> [Extracted records]:
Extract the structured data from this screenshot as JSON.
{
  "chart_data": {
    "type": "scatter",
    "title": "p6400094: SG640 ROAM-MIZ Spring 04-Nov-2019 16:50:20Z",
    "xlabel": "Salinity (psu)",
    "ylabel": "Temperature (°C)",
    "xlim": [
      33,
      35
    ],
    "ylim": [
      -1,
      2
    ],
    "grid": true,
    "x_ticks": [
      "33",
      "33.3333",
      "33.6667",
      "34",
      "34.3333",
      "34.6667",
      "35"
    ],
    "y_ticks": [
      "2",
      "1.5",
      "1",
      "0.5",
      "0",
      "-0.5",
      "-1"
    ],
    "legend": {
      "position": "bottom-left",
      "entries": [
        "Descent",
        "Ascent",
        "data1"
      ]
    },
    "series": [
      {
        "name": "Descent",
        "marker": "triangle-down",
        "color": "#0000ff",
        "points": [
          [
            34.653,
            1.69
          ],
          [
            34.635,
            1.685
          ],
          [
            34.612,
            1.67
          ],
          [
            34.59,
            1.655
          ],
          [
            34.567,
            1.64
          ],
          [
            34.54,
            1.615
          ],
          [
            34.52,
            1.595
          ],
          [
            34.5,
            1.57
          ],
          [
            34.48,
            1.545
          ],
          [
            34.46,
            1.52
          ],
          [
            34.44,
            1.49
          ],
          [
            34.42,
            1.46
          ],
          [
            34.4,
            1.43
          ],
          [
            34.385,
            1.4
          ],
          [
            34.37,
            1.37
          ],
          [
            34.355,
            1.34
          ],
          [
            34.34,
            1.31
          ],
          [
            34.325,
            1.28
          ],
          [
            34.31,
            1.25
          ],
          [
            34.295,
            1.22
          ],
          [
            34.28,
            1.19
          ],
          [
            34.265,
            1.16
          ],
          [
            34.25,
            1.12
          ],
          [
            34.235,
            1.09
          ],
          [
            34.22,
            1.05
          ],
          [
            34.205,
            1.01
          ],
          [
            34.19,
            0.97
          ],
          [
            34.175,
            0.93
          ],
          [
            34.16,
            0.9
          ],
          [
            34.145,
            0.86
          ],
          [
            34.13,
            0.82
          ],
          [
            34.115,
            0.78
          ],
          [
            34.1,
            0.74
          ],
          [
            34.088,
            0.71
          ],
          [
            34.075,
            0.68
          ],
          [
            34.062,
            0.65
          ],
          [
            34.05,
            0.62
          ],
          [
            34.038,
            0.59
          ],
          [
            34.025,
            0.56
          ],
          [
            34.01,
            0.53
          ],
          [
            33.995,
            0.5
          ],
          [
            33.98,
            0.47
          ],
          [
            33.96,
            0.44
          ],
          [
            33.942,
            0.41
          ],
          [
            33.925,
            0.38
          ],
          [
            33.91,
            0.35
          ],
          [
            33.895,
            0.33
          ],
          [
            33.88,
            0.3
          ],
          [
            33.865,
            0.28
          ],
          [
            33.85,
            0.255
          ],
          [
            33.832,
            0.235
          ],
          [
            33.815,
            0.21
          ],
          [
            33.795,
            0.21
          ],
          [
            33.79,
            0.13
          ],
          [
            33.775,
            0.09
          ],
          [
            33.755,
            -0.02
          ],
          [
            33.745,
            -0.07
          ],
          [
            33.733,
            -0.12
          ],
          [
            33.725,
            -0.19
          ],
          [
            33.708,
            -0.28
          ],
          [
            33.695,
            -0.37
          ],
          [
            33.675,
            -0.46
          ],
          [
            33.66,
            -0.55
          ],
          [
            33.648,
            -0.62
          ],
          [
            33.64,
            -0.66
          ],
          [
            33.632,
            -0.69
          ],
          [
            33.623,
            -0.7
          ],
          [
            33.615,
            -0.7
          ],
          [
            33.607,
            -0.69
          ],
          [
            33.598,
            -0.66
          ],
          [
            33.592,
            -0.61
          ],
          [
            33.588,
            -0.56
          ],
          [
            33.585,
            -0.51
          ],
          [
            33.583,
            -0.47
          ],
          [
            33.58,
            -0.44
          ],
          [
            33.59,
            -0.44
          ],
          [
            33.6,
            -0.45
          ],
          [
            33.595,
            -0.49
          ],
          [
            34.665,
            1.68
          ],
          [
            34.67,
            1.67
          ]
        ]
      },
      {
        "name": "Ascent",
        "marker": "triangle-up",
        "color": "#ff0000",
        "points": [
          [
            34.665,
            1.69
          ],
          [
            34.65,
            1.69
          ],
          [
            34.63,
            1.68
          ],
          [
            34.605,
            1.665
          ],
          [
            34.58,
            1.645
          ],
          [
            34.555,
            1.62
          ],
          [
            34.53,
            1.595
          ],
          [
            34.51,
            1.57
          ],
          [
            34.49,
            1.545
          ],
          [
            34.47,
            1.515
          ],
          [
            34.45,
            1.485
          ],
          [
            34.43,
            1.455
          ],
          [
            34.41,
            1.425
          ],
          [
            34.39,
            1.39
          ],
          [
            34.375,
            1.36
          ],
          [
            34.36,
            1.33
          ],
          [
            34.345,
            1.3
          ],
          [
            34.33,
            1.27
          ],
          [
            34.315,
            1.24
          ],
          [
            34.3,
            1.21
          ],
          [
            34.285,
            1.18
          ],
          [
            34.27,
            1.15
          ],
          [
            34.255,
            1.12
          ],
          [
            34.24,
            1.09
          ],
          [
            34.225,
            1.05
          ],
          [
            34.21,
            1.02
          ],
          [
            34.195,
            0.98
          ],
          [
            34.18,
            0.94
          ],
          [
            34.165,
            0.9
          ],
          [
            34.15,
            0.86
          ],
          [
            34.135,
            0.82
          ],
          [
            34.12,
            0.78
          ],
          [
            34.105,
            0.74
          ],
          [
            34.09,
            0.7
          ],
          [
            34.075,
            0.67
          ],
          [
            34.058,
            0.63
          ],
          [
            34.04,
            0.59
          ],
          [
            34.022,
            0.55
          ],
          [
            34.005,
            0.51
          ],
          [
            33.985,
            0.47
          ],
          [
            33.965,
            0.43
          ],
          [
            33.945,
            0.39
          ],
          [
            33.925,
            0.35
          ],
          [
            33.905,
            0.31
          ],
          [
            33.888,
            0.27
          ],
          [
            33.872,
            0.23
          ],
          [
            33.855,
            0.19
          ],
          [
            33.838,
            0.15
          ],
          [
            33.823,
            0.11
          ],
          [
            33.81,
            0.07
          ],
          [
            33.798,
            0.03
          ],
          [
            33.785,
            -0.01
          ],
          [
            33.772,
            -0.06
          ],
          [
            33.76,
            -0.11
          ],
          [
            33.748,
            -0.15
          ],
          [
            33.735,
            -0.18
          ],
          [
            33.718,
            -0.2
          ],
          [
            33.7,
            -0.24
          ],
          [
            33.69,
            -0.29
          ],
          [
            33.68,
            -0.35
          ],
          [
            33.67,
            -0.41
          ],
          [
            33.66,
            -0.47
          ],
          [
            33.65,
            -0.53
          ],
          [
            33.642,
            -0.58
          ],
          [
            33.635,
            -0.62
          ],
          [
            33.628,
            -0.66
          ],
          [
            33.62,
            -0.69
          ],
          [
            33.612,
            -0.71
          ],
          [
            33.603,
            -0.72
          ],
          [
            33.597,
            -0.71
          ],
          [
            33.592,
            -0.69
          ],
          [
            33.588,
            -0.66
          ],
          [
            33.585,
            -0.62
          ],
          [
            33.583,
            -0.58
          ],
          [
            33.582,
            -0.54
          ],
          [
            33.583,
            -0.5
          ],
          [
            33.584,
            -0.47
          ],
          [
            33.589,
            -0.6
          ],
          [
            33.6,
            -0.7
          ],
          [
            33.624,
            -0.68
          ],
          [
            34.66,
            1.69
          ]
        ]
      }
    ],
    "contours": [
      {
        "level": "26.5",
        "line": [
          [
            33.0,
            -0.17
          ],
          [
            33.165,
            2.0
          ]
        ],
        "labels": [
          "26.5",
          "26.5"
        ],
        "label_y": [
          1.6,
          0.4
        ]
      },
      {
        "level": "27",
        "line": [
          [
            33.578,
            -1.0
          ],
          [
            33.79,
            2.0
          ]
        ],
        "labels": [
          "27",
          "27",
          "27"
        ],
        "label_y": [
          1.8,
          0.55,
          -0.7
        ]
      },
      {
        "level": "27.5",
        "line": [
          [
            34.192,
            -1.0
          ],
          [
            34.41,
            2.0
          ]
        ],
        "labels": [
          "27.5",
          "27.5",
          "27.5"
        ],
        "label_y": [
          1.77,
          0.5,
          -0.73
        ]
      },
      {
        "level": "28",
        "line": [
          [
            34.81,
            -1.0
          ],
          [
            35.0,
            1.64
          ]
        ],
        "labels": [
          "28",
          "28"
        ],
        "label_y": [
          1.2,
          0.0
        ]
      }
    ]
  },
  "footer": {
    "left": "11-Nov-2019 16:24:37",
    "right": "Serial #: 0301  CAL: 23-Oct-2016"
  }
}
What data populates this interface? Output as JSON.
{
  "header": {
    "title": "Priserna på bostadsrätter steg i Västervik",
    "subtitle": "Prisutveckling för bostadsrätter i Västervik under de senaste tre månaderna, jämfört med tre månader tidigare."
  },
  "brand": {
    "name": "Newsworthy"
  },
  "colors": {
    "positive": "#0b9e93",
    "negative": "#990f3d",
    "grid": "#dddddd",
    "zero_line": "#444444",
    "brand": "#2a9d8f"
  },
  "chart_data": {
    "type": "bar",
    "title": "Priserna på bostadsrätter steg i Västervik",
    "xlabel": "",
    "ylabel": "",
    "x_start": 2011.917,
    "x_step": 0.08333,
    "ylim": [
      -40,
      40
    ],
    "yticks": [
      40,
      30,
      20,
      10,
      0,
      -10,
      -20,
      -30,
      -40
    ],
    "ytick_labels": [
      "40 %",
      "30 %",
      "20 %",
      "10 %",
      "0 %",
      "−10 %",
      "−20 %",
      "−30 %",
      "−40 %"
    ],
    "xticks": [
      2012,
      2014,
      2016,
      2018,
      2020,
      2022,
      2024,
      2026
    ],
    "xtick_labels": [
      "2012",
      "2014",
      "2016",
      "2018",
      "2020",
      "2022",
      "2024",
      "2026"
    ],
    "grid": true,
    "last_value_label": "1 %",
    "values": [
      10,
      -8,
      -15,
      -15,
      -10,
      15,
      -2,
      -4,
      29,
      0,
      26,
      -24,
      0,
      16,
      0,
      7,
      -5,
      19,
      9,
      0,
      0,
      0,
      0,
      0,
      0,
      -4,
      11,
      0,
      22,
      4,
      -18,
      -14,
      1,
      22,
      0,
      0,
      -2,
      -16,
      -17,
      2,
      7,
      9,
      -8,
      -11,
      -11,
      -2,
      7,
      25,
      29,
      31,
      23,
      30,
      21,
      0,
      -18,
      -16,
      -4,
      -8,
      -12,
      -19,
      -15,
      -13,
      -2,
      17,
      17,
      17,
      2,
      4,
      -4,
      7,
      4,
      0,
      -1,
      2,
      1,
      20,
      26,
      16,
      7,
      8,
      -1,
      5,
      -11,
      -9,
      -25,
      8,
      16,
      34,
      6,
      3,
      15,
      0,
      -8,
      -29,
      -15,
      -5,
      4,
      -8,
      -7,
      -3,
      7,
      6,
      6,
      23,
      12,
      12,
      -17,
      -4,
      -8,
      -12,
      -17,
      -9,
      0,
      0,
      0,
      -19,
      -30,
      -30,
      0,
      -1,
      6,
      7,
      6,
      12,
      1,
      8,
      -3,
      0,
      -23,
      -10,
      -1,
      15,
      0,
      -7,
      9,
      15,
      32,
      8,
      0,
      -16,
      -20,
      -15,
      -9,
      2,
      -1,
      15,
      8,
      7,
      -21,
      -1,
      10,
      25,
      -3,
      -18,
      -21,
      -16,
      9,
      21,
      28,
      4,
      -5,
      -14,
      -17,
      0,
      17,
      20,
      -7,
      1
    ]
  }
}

> [Challenge]:
Show all lines in the entries above where the word "marker" appears.

> [Task output]:
        "marker": "triangle-down",
        "marker": "triangle-up",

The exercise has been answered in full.